What you will do: Swap "perspective view" for "side view" in the data, starting at the line that has "Patent image size: (1032, 800)." and stopping after the line that has "The space 202 is at (469, 322).". Give only those lines, with every other word unchanged.

Data provided:

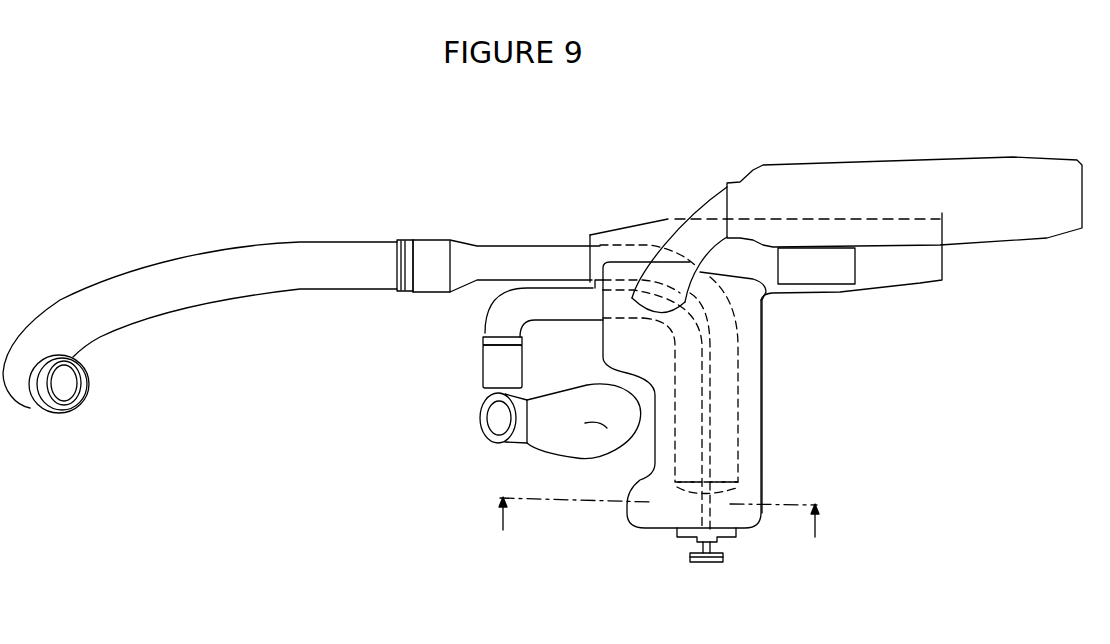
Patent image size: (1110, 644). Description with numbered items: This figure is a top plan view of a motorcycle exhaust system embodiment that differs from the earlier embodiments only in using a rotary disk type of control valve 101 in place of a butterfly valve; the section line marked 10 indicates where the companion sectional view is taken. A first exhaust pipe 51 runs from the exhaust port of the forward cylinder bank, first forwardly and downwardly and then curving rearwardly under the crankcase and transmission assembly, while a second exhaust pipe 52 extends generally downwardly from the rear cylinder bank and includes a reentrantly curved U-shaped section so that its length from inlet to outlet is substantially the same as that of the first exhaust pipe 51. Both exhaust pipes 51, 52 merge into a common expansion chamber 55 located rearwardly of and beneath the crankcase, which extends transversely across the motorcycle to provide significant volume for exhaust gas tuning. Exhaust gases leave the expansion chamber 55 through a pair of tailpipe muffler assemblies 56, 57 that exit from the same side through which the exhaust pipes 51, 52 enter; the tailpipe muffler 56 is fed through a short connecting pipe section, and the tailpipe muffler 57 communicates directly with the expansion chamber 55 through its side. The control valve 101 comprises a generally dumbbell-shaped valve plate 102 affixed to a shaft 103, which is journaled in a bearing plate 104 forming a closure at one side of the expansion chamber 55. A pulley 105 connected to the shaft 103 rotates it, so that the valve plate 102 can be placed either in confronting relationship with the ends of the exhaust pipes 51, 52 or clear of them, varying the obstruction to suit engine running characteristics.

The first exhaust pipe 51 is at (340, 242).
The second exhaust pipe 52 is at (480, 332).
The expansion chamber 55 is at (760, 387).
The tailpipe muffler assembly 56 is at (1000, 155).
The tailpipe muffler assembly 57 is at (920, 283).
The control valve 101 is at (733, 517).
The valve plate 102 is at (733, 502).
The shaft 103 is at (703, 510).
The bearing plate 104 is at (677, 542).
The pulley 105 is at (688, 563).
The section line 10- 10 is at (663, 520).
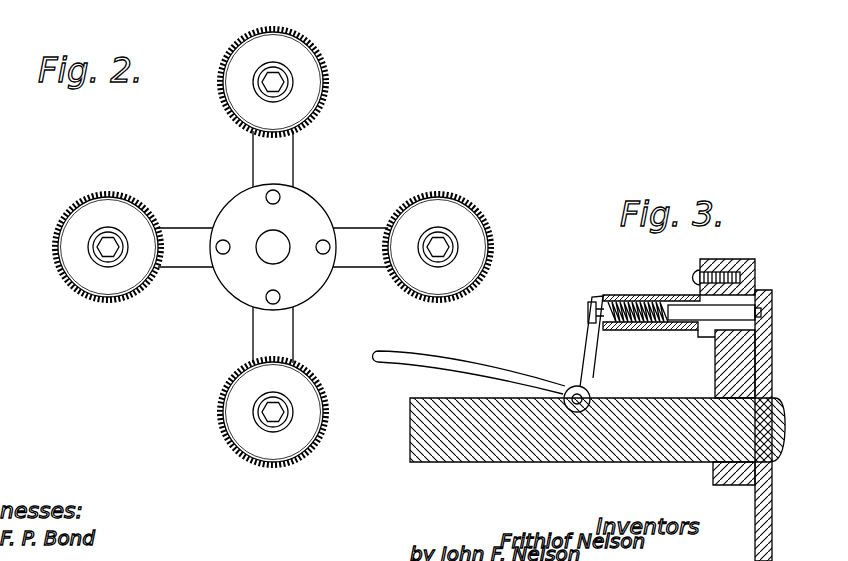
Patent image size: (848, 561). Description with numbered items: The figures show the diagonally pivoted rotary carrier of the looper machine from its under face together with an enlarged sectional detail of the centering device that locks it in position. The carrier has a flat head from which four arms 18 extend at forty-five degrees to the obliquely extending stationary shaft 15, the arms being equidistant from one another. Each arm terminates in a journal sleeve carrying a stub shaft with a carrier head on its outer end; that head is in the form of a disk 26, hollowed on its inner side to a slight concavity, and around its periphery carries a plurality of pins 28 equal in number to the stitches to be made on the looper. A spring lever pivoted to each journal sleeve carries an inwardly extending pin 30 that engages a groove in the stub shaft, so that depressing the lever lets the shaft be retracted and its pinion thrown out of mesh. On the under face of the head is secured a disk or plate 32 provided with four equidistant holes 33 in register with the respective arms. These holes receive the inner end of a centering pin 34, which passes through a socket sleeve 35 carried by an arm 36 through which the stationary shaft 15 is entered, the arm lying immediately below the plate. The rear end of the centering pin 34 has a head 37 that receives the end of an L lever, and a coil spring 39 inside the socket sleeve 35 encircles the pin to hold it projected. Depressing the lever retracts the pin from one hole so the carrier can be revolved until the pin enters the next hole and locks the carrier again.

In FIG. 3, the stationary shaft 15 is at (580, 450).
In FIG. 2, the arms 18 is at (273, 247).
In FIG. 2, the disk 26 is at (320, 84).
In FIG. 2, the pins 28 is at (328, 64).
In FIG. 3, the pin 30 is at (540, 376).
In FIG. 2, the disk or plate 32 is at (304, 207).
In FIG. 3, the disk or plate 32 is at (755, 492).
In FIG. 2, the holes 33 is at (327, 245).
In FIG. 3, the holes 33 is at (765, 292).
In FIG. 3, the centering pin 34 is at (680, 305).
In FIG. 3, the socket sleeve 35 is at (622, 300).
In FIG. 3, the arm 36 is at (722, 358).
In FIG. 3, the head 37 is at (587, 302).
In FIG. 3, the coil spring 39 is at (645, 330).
...
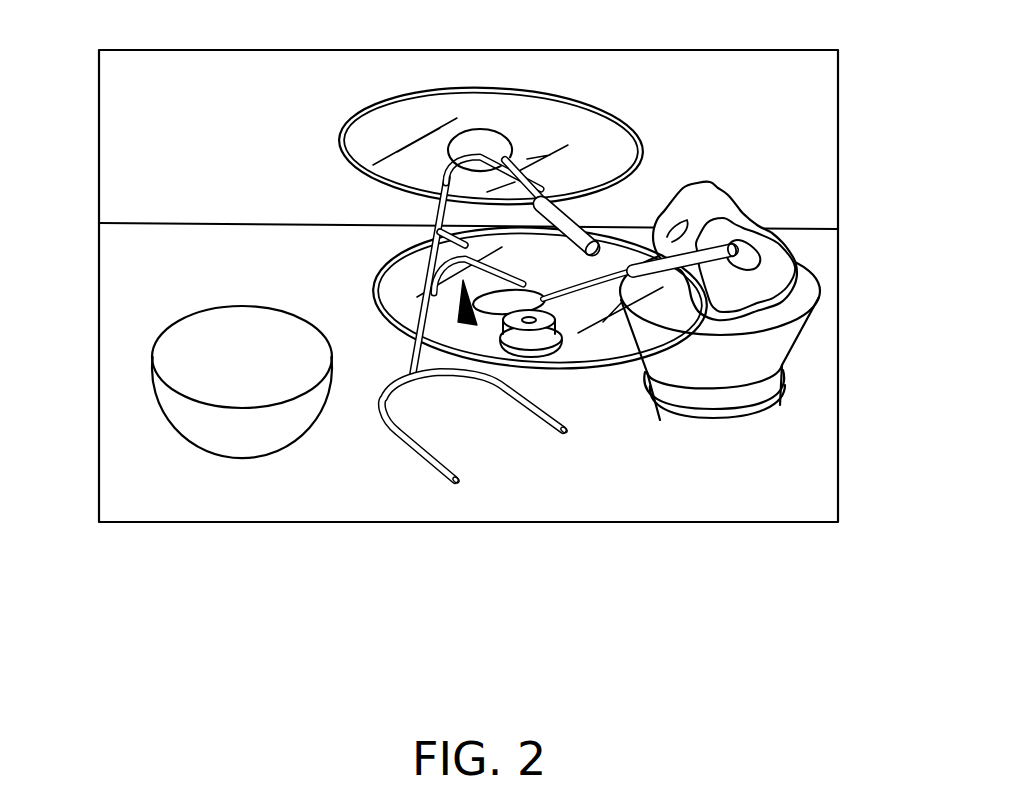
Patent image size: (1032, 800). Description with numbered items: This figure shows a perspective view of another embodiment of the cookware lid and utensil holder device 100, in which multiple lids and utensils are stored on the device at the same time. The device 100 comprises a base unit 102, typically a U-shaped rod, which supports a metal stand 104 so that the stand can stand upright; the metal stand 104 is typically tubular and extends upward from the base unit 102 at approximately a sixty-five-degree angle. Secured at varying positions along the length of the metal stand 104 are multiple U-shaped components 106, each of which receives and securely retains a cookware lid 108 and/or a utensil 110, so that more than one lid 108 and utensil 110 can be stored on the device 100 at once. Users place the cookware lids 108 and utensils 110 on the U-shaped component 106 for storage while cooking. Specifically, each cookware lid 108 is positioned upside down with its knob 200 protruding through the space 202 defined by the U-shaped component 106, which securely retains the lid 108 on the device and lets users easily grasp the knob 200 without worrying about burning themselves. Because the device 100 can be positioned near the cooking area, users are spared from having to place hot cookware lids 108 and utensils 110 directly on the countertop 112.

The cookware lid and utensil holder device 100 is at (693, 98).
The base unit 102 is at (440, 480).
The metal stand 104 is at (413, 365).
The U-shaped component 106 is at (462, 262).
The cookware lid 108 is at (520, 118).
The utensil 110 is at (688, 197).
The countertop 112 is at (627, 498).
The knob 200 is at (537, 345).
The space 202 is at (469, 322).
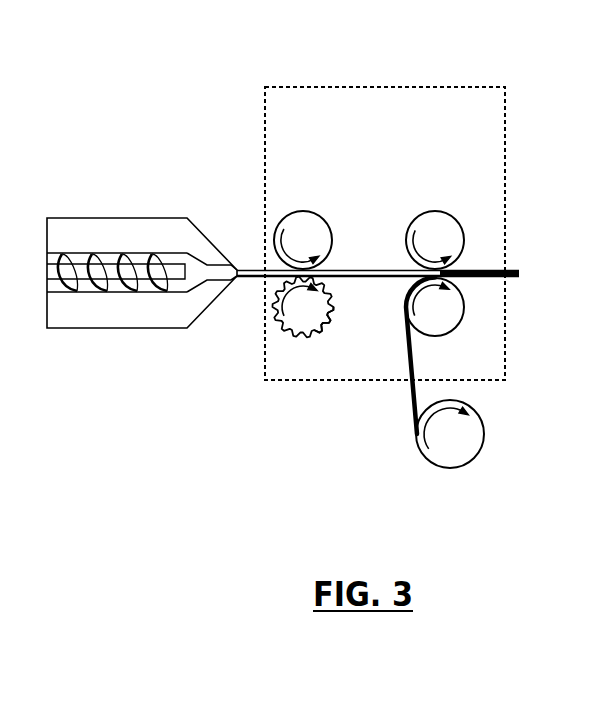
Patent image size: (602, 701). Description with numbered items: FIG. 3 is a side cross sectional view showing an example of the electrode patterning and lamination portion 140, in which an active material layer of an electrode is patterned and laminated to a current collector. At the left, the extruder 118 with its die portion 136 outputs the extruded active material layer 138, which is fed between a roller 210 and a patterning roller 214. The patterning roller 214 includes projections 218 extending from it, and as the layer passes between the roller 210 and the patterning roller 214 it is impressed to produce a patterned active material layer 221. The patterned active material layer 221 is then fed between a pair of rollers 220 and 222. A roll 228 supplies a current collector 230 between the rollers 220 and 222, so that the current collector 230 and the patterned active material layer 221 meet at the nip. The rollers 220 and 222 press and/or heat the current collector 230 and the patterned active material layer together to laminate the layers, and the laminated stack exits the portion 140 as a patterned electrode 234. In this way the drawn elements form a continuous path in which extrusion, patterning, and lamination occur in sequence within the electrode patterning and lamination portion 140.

In response:
Patent image size: (1032, 800). Description with numbered items: This figure shows a side view of another embodiment of the cookware lid and utensil holder device 100, in which multiple lids and utensils are stored on the device at the same time. The device 100 comprises a base unit 102, typically a U-shaped rod, which supports a metal stand 104 so that the stand can stand upright; the metal stand 104 is typically tubular and extends upward from the base unit 102 at approximately a sixty-five-degree angle. Secured at varying positions along the length of the metal stand 104 are multiple U-shaped components 106, each of which receives and securely retains a cookware lid 108 and/or a utensil 110, so that more than one lid 108 and utensil 110 can be stored on the device 100 at once. Users place the cookware lids 108 and utensils 110 on the U-shaped component 106 for storage while cooking. Specifically, each cookware lid 108 is positioned upside down with its knob 200 protruding through the space 202 defined by the U-shaped component 106, which securely retains the lid 108 on the device and lets users easily grasp the knob 200 without worrying about burning themselves. Because the device 100 can be positioned near the cooking area, users are spared from having to place hot cookware lids 108 and utensils 110 directly on the countertop 112.

The cookware lid and utensil holder device 100 is at (693, 98).
The base unit 102 is at (440, 480).
The metal stand 104 is at (413, 365).
The U-shaped component 106 is at (462, 262).
The cookware lid 108 is at (520, 118).
The utensil 110 is at (688, 197).
The countertop 112 is at (627, 498).
The knob 200 is at (537, 345).
The space 202 is at (469, 322).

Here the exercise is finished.